Figure content listings:
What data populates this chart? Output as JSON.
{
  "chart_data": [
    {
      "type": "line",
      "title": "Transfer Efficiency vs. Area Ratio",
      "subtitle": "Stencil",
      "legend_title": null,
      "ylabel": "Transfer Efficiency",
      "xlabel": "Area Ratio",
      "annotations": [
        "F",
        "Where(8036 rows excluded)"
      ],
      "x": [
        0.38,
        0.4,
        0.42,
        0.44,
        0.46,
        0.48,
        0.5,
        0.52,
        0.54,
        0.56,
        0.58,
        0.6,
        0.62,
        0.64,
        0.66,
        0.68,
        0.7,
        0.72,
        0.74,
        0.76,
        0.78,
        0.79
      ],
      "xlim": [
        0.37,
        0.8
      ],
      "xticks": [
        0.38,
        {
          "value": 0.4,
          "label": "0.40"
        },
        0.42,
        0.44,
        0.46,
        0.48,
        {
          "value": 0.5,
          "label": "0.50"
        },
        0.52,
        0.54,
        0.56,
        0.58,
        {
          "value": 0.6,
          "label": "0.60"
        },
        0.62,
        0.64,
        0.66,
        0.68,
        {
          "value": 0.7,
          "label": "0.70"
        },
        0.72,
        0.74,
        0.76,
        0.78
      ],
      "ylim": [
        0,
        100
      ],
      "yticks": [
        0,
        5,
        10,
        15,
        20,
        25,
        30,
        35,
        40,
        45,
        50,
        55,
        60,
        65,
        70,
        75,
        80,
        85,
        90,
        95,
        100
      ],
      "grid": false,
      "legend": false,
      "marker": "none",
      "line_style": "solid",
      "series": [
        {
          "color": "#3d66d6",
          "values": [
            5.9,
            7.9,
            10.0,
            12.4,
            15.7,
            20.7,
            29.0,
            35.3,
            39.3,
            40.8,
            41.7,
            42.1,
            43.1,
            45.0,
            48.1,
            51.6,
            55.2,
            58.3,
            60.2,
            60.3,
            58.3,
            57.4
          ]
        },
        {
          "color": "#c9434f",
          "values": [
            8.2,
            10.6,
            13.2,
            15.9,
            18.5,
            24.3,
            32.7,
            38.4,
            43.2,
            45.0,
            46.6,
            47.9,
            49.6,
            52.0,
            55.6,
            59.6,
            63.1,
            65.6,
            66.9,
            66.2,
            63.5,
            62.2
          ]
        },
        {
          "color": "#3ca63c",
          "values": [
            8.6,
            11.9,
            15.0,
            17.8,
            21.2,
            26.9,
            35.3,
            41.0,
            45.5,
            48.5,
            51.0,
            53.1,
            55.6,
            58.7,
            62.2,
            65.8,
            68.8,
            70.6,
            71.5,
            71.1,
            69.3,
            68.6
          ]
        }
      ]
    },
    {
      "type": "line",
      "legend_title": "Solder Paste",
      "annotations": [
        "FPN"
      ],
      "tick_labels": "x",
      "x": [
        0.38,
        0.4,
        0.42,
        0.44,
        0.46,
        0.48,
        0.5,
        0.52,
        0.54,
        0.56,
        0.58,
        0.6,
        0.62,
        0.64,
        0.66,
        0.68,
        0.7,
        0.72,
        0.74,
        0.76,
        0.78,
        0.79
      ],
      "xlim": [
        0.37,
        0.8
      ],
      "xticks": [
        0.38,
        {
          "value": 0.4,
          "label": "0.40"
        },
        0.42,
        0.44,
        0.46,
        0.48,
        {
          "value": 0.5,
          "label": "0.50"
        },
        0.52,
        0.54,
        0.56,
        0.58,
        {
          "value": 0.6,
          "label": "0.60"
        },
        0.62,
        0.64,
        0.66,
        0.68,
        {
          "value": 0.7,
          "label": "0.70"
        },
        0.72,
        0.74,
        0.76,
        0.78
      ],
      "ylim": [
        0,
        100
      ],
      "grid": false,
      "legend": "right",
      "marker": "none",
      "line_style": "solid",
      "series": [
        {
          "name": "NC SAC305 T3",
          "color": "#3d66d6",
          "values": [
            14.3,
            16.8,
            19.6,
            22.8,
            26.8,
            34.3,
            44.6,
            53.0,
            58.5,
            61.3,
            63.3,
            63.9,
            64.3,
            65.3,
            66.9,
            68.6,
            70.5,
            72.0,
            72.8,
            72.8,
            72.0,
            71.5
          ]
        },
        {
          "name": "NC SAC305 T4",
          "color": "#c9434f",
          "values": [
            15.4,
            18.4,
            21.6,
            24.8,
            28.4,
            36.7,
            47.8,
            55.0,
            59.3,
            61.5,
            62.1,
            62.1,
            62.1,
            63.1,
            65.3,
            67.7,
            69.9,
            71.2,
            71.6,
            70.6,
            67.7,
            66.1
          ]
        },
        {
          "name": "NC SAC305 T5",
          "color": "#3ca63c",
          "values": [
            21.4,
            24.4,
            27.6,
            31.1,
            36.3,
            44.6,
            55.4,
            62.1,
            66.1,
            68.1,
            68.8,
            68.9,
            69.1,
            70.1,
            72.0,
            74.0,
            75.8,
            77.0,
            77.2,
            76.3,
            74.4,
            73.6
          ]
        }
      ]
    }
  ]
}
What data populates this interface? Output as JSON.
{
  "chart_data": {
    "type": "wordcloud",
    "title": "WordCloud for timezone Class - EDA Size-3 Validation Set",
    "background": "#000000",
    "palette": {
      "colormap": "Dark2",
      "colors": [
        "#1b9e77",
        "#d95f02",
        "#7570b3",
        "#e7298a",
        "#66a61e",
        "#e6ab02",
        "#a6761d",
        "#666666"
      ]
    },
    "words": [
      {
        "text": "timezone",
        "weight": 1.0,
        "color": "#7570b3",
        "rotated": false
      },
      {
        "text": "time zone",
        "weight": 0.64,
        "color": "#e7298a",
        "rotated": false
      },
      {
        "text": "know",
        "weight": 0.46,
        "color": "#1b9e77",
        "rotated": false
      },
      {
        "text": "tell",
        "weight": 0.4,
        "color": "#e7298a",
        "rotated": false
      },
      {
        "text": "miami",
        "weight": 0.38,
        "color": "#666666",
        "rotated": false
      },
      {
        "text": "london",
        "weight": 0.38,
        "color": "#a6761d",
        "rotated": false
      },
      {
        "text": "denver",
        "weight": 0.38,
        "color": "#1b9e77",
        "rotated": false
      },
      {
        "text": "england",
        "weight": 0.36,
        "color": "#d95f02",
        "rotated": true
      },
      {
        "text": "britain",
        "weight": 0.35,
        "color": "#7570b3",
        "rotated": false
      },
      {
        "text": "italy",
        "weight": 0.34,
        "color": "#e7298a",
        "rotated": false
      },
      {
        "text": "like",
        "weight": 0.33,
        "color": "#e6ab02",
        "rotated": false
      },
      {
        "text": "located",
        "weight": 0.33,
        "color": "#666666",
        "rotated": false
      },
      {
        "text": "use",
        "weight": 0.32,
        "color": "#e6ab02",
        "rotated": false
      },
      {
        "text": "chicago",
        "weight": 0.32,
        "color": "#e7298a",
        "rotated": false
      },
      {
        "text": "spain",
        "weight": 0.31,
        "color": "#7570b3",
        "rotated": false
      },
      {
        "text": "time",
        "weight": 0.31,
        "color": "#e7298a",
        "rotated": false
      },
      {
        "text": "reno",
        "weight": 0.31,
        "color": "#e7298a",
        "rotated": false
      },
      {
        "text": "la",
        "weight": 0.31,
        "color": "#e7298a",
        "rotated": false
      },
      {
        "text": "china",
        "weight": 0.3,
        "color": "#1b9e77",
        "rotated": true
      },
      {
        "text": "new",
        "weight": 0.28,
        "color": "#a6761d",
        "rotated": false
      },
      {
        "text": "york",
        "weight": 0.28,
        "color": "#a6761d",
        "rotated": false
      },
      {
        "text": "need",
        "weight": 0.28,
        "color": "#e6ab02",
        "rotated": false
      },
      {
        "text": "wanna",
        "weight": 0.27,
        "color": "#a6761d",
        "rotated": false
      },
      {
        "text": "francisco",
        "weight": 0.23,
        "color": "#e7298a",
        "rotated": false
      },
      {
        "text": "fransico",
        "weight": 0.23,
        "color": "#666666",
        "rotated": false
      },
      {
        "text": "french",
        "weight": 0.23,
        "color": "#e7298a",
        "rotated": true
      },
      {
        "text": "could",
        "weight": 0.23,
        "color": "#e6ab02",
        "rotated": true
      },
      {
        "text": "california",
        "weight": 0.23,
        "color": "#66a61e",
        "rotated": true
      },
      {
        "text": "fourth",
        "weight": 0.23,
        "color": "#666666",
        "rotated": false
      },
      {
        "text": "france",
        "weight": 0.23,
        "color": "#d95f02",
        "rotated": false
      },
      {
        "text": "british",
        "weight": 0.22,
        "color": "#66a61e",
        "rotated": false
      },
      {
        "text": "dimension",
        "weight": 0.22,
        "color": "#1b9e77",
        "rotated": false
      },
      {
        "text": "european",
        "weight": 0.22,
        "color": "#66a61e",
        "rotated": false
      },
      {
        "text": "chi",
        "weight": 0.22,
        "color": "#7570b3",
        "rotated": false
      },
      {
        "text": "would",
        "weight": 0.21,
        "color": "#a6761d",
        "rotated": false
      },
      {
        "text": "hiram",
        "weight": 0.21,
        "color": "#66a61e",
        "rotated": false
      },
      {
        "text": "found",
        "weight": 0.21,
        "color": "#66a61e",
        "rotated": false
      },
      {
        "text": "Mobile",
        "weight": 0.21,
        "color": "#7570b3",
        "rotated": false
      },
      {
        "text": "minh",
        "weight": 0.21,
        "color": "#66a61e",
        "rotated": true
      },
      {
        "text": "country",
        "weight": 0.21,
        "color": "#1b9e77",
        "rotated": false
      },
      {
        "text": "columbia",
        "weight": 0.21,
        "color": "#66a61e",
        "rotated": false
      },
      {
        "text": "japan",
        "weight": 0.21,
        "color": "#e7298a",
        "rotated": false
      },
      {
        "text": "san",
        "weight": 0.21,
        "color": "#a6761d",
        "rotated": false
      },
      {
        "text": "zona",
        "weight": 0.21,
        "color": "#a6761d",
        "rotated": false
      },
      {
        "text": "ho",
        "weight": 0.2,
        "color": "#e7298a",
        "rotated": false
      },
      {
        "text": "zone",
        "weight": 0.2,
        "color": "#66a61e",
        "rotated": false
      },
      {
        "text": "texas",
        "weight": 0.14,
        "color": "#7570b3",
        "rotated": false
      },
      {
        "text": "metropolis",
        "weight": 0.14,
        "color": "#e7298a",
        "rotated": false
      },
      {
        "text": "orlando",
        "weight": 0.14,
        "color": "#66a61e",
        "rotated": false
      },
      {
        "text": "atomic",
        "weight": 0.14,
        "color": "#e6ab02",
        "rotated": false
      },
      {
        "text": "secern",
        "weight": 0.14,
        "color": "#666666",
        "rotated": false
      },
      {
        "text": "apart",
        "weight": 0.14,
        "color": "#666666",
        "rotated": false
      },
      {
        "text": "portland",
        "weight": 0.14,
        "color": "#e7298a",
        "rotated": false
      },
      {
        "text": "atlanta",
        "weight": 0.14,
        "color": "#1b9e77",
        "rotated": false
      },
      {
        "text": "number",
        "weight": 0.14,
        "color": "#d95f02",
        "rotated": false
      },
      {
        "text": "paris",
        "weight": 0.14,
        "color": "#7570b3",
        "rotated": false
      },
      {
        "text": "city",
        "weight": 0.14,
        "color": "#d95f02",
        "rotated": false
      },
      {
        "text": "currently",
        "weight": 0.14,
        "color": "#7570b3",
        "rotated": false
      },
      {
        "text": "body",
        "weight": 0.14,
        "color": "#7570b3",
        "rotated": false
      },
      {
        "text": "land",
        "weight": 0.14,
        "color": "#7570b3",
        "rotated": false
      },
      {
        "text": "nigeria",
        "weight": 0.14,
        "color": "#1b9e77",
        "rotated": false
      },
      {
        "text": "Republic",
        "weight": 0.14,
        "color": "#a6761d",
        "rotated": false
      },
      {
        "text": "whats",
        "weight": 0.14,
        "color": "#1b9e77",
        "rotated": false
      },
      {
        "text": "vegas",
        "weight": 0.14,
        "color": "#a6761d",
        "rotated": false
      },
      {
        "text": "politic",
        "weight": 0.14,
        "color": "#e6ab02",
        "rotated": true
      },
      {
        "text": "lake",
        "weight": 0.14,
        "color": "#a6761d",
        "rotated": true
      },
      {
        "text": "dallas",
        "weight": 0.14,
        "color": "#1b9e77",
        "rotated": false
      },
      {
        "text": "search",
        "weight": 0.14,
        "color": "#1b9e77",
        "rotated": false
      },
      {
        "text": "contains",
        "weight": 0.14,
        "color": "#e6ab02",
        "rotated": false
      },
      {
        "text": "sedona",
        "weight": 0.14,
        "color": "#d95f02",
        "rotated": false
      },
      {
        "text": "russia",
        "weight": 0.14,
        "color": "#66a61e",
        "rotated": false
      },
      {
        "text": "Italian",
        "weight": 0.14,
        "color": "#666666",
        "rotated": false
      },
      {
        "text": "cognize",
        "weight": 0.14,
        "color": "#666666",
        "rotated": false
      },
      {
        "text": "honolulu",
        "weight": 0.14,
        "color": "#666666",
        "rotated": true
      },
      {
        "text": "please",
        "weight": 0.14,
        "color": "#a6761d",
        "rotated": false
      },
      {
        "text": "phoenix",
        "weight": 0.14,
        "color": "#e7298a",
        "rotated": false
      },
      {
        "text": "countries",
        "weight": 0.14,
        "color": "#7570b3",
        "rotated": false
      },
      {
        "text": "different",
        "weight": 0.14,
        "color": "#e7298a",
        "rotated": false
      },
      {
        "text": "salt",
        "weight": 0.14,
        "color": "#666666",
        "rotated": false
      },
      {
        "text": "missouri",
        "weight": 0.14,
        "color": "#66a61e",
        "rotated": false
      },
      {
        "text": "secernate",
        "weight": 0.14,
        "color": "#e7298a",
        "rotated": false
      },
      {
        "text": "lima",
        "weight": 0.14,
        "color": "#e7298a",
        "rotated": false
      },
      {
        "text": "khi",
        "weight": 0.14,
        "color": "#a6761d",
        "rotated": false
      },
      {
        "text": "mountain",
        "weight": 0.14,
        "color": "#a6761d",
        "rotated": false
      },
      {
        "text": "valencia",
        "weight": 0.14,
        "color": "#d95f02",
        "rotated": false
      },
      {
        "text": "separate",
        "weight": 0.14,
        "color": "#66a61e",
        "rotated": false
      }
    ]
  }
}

* **WORK TO COMPLETE**: Copy each line above where the string "Transfer" occurs.

* **ANSWER TO THIS PROBLEM**:
      "title": "Transfer Efficiency vs. Area Ratio",
      "ylabel": "Transfer Efficiency",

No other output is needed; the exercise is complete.